__Data entries__.
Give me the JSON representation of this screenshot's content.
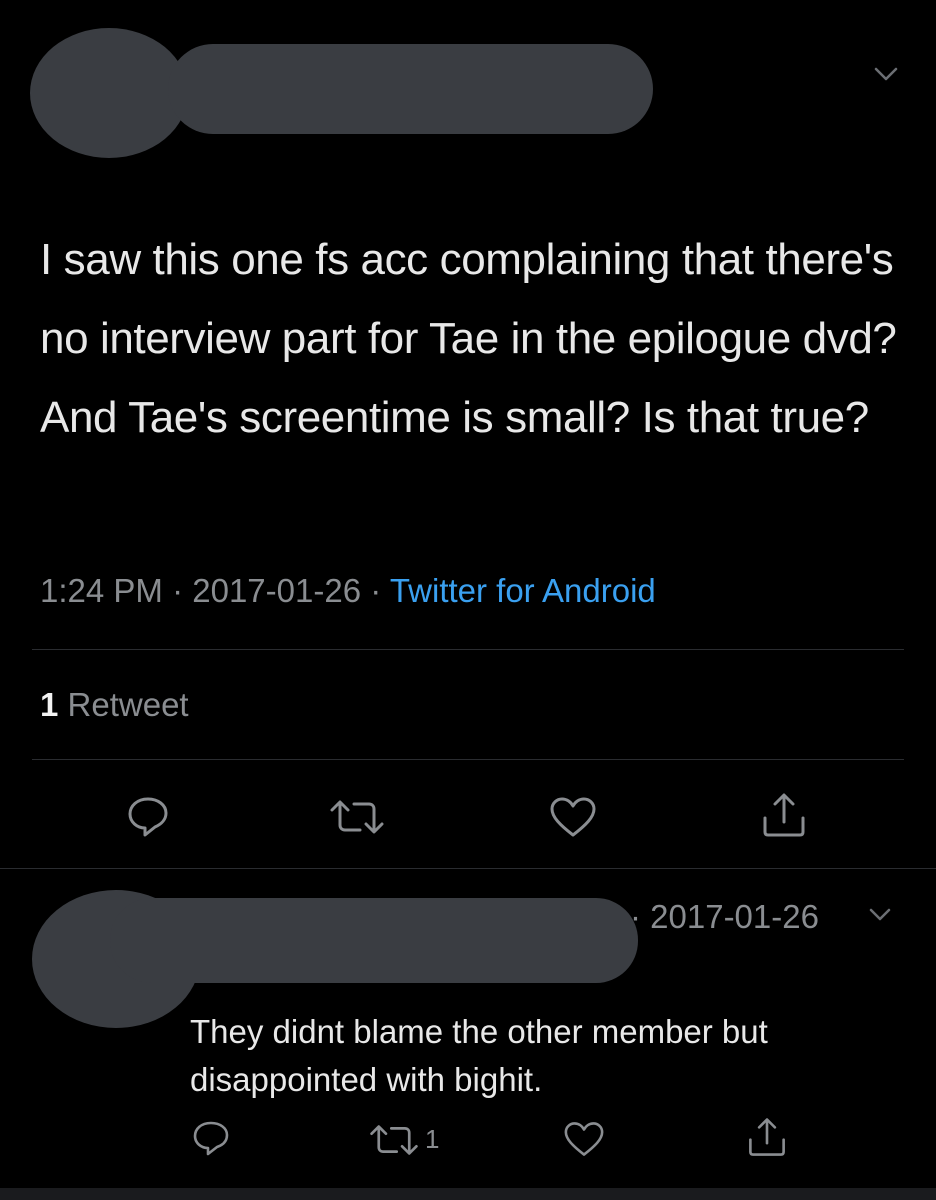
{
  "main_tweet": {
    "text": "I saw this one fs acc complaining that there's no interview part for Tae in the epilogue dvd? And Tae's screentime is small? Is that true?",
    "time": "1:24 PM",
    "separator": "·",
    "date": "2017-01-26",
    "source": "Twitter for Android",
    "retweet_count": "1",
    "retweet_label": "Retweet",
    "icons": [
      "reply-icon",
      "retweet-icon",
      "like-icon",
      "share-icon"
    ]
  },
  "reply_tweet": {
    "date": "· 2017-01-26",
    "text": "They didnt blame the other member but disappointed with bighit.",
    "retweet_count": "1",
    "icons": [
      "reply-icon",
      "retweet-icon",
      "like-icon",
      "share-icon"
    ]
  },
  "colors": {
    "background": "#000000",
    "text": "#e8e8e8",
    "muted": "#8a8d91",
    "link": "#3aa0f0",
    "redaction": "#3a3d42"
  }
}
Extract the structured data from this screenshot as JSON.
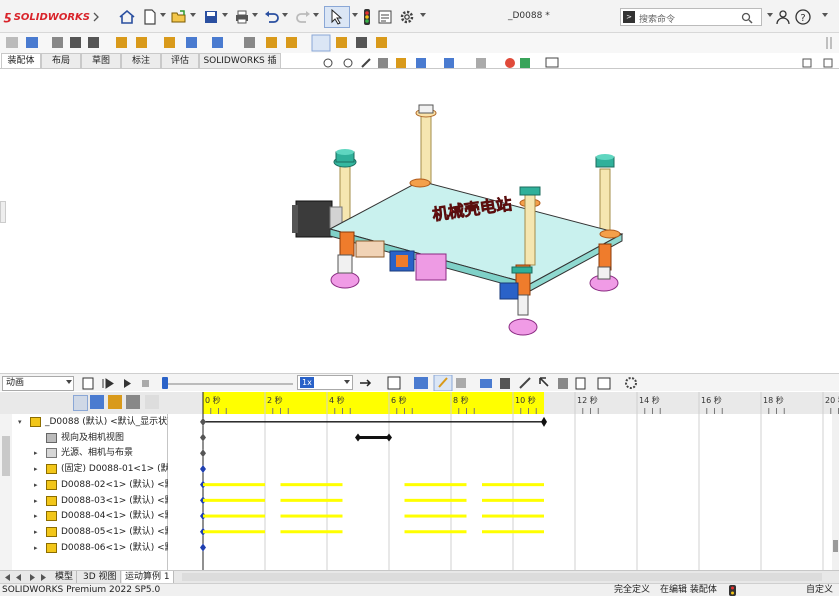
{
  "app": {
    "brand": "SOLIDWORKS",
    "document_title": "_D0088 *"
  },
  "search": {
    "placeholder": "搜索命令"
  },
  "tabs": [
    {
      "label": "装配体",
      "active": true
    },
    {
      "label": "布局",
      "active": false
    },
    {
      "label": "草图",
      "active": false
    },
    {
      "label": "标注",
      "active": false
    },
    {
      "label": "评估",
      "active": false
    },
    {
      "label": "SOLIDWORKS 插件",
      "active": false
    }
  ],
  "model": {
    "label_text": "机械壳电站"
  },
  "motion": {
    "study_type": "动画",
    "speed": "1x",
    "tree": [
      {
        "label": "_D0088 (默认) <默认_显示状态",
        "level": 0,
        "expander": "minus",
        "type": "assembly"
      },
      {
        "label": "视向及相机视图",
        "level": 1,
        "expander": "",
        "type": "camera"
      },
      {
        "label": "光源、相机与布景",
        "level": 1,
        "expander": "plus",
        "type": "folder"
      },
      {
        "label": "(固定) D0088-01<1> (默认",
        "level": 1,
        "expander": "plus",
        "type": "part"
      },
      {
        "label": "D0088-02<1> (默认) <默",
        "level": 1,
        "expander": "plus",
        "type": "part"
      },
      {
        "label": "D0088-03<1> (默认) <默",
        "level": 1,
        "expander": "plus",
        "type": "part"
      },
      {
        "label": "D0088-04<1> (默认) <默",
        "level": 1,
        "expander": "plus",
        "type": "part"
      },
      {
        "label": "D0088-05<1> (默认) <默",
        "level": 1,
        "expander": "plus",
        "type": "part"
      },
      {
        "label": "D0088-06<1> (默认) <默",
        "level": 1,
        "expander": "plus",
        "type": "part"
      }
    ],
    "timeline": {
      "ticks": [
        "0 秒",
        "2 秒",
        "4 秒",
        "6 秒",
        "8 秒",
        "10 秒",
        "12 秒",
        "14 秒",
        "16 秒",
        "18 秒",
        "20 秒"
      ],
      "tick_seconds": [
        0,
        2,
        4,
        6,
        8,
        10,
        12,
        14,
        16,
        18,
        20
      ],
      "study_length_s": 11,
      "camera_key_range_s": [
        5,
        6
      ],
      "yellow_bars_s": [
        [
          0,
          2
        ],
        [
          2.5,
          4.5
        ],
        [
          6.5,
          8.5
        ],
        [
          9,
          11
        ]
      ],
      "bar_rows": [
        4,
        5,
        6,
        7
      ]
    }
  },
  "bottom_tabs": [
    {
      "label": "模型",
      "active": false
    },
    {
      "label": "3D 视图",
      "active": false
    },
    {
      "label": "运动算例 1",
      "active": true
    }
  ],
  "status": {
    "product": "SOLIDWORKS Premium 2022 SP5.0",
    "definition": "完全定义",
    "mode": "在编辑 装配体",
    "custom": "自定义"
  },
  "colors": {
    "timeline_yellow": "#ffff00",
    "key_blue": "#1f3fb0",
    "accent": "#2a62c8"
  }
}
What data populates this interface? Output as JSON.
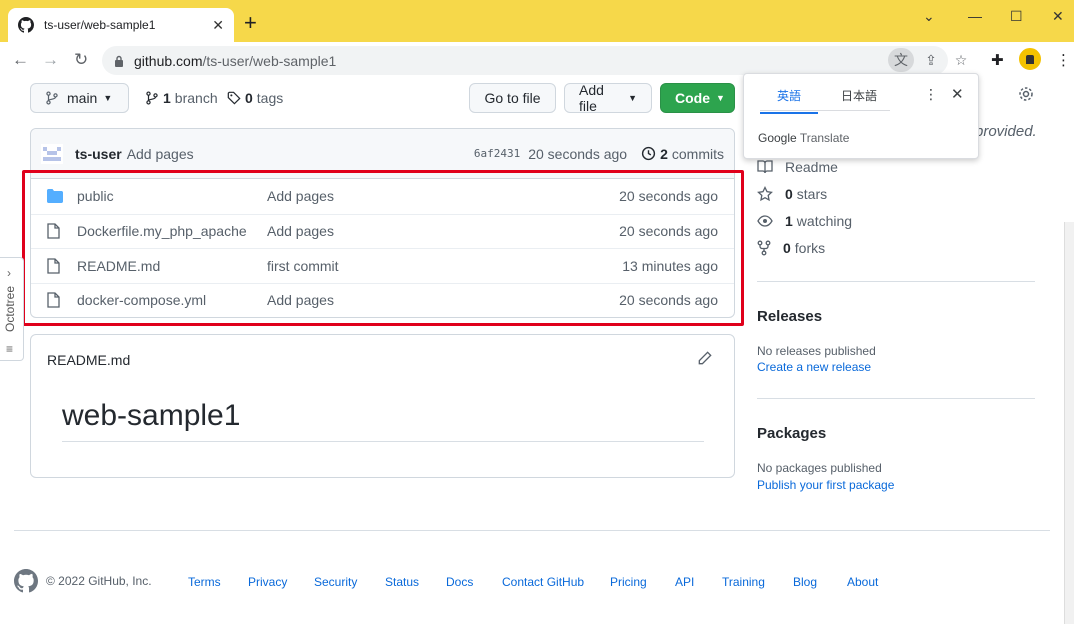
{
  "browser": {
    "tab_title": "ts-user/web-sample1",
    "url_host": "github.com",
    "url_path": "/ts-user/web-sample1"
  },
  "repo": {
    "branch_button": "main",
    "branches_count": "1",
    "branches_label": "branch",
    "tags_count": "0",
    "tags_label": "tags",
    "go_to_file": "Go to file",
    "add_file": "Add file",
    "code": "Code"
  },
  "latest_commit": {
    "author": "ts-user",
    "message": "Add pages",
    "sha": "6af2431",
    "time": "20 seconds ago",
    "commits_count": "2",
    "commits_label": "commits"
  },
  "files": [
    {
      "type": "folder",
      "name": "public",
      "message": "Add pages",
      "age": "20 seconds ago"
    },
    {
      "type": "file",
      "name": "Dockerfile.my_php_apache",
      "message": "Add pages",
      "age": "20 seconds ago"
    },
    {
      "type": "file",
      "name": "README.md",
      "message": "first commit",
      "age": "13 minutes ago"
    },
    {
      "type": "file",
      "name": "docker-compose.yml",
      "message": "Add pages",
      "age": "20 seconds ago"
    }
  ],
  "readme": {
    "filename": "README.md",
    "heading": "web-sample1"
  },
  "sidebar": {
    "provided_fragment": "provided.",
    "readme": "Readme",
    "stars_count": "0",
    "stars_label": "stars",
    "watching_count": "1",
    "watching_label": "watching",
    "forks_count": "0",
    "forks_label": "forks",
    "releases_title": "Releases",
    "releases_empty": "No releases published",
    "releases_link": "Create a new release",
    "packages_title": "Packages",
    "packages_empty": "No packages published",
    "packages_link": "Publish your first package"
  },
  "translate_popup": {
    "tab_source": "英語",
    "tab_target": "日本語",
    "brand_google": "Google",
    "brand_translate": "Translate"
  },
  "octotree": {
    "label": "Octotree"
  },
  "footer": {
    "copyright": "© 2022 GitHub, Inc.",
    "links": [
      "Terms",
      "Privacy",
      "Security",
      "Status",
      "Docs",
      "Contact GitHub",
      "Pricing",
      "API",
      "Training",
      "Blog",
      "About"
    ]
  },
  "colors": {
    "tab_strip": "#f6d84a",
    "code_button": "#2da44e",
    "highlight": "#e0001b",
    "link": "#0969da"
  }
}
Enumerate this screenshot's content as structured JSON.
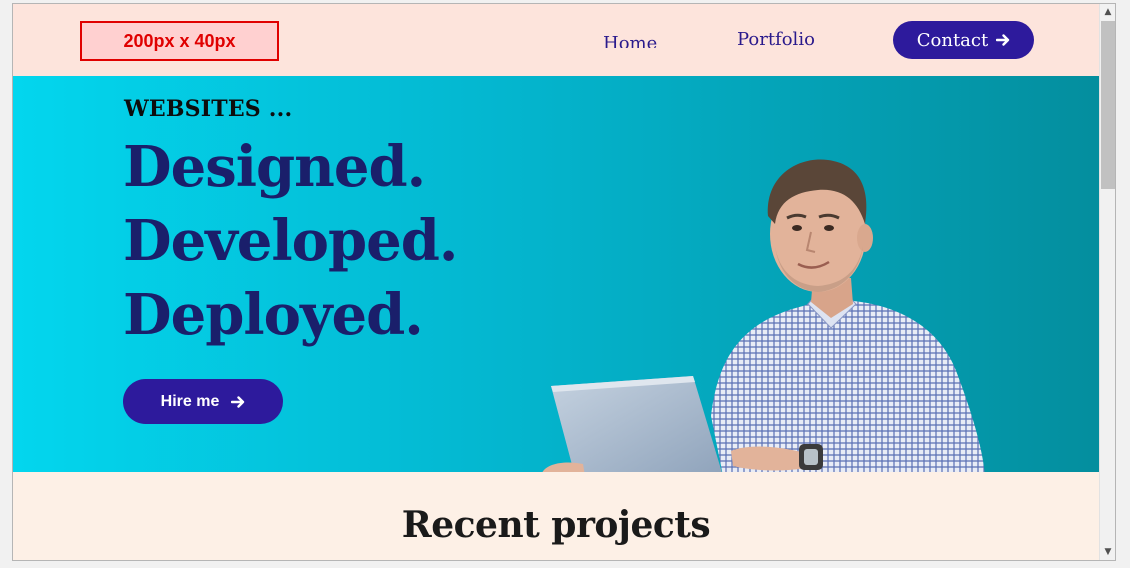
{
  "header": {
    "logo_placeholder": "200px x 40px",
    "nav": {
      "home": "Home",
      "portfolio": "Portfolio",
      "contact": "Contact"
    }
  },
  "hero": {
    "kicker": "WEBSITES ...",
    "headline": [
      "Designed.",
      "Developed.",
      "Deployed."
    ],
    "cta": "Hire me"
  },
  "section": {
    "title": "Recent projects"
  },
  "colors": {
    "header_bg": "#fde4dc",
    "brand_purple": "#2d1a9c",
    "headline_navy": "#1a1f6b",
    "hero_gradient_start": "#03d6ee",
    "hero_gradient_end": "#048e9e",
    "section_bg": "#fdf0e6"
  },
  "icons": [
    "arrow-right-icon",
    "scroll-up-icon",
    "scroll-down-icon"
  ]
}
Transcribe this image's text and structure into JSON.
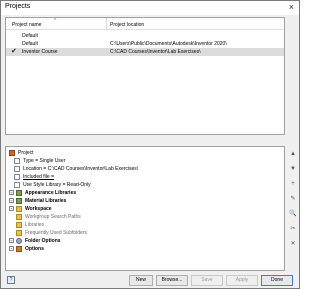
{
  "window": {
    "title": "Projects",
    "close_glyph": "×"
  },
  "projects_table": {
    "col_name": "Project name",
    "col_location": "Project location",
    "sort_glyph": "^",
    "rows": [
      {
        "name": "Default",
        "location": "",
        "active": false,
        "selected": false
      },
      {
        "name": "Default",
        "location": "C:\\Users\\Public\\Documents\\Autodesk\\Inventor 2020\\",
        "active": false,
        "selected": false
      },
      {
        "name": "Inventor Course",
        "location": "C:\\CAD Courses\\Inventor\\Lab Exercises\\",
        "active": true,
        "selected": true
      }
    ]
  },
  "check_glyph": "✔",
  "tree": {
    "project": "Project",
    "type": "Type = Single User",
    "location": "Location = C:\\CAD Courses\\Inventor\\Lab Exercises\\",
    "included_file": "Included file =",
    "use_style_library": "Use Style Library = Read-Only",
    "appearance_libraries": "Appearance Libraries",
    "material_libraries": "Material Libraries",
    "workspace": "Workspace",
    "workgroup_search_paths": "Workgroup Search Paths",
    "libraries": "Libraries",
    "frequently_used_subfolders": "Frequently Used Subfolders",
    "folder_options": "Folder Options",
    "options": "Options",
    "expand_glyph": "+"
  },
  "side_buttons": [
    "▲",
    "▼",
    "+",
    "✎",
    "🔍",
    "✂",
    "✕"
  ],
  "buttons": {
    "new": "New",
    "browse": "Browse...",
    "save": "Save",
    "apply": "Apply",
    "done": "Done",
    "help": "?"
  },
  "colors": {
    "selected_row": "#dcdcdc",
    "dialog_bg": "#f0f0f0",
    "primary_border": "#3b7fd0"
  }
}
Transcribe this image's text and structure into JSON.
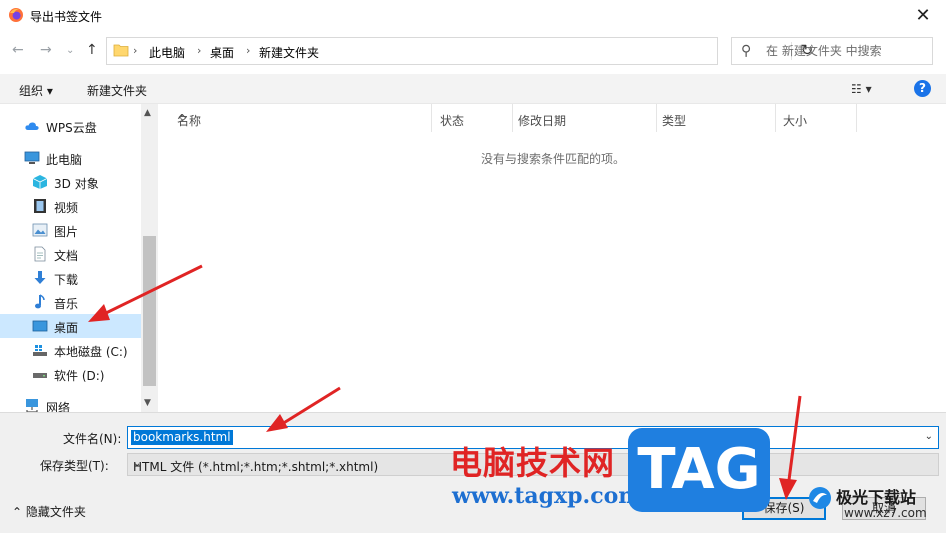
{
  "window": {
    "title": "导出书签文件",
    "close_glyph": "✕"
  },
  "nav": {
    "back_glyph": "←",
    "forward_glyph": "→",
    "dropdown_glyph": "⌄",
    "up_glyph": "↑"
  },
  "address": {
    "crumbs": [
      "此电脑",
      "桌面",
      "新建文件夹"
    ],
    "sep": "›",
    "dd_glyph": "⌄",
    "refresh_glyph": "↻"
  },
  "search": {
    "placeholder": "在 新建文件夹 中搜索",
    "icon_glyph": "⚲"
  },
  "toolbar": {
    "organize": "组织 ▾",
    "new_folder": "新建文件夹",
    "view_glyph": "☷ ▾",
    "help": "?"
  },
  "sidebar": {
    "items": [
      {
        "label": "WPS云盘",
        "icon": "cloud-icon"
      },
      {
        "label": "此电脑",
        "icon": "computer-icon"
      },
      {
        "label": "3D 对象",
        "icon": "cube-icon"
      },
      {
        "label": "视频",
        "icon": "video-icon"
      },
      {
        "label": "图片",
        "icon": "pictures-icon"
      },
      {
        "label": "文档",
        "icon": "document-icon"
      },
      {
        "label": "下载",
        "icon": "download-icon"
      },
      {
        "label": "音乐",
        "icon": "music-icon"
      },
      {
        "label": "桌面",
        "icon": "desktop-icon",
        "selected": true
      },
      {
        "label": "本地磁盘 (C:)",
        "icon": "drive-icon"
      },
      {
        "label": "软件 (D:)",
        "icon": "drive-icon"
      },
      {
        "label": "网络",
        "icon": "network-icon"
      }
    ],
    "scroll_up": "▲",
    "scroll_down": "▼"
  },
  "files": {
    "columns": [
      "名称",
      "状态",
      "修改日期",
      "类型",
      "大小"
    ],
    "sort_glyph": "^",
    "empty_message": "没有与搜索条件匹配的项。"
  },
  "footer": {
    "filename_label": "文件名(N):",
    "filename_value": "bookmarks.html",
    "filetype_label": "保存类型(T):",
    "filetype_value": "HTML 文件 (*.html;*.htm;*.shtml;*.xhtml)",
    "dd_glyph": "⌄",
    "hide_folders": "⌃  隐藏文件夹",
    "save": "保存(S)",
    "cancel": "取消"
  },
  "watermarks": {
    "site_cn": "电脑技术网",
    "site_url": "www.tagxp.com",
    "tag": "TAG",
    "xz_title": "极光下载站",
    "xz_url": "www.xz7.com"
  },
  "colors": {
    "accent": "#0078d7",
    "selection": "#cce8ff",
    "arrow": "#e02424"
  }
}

__Exercise instructions__. Return only those lines of the records that contain the string "first".

__Solution to this exercise__.
      "message": "first commit",
    "packages_link": "Publish your first package"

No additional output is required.